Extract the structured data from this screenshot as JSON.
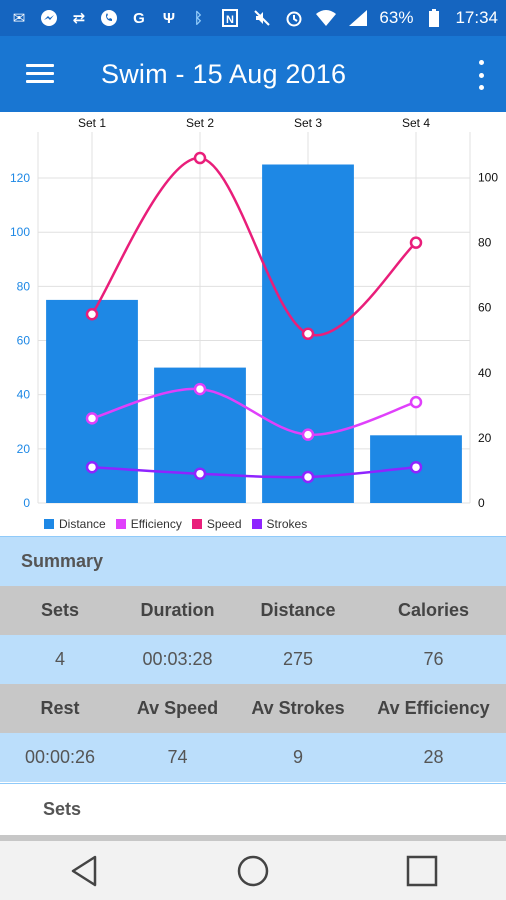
{
  "status_bar": {
    "left_icons": [
      "mail-icon",
      "messenger-icon",
      "sync-icon",
      "whatsapp-icon",
      "google-icon",
      "usb-icon"
    ],
    "right_icons": [
      "bluetooth-icon",
      "nfc-icon",
      "mute-icon",
      "alarm-icon",
      "wifi-icon",
      "signal-icon"
    ],
    "battery": "63%",
    "time": "17:34"
  },
  "app_bar": {
    "title": "Swim - 15 Aug 2016"
  },
  "chart_data": {
    "type": "bar",
    "categories": [
      "Set 1",
      "Set 2",
      "Set 3",
      "Set 4"
    ],
    "series": [
      {
        "name": "Distance",
        "type": "bar",
        "axis": "left",
        "values": [
          75,
          50,
          125,
          25
        ],
        "color": "#1e88e5"
      },
      {
        "name": "Efficiency",
        "type": "line",
        "axis": "right",
        "values": [
          26,
          35,
          21,
          31
        ],
        "color": "#e040fb"
      },
      {
        "name": "Speed",
        "type": "line",
        "axis": "right",
        "values": [
          58,
          106,
          52,
          80
        ],
        "color": "#e91e7a"
      },
      {
        "name": "Strokes",
        "type": "line",
        "axis": "right",
        "values": [
          11,
          9,
          8,
          11
        ],
        "color": "#8e24ff"
      }
    ],
    "y_left": {
      "ticks": [
        "0",
        "20",
        "40",
        "60",
        "80",
        "100",
        "120"
      ],
      "range": [
        0,
        137
      ]
    },
    "y_right": {
      "ticks": [
        "0",
        "20",
        "40",
        "60",
        "80",
        "100"
      ],
      "range": [
        0,
        114
      ]
    },
    "grid": true,
    "legend": "bottom-left",
    "legend_labels": [
      "Distance",
      "Efficiency",
      "Speed",
      "Strokes"
    ]
  },
  "summary": {
    "title": "Summary",
    "row1_headers": [
      "Sets",
      "Duration",
      "Distance",
      "Calories"
    ],
    "row1_values": [
      "4",
      "00:03:28",
      "275",
      "76"
    ],
    "row2_headers": [
      "Rest",
      "Av Speed",
      "Av Strokes",
      "Av Efficiency"
    ],
    "row2_values": [
      "00:00:26",
      "74",
      "9",
      "28"
    ]
  },
  "sets_section": {
    "title": "Sets"
  },
  "nav": {
    "back": "back-icon",
    "home": "home-icon",
    "recents": "recents-icon"
  }
}
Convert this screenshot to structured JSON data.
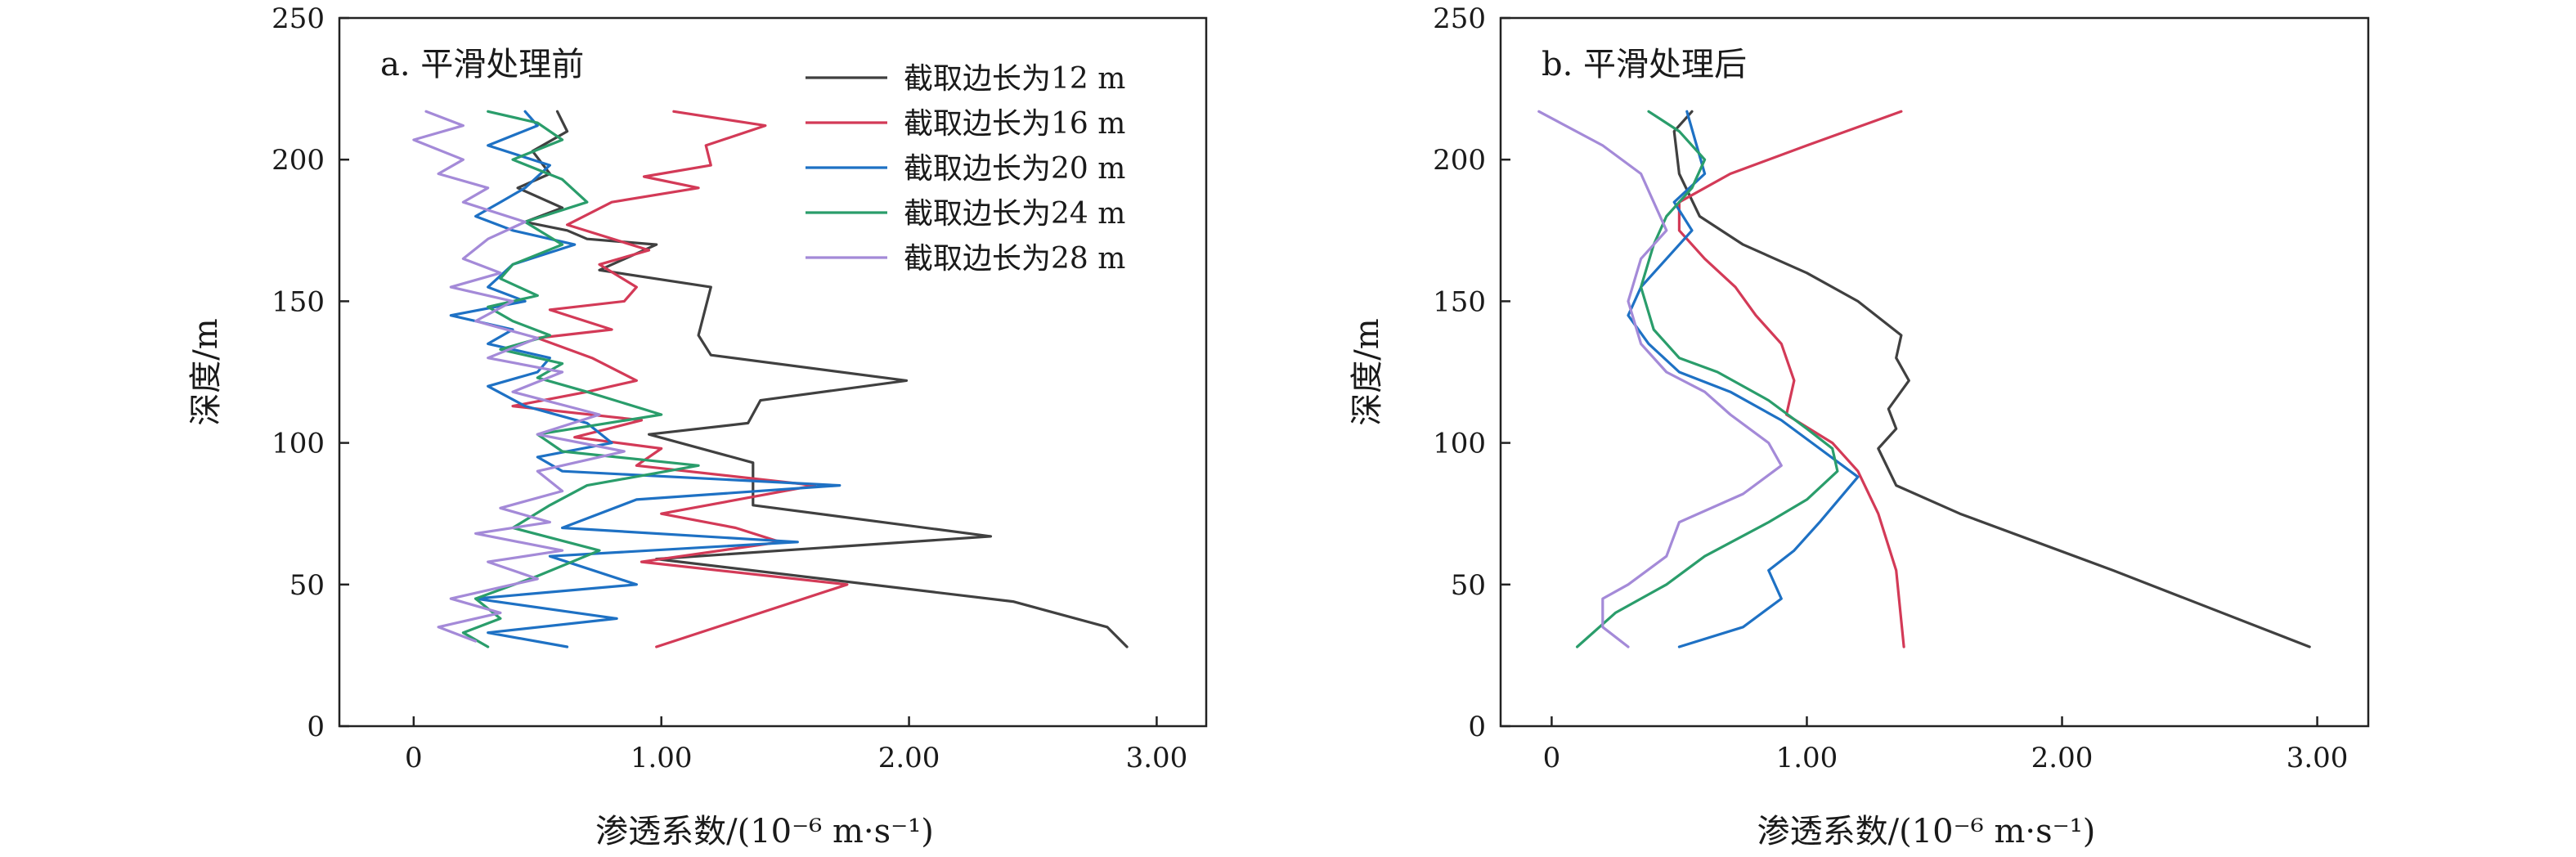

───

• [Objective]: Only the number is required: the count of lines containing the word "this".

• [Correct response]: 2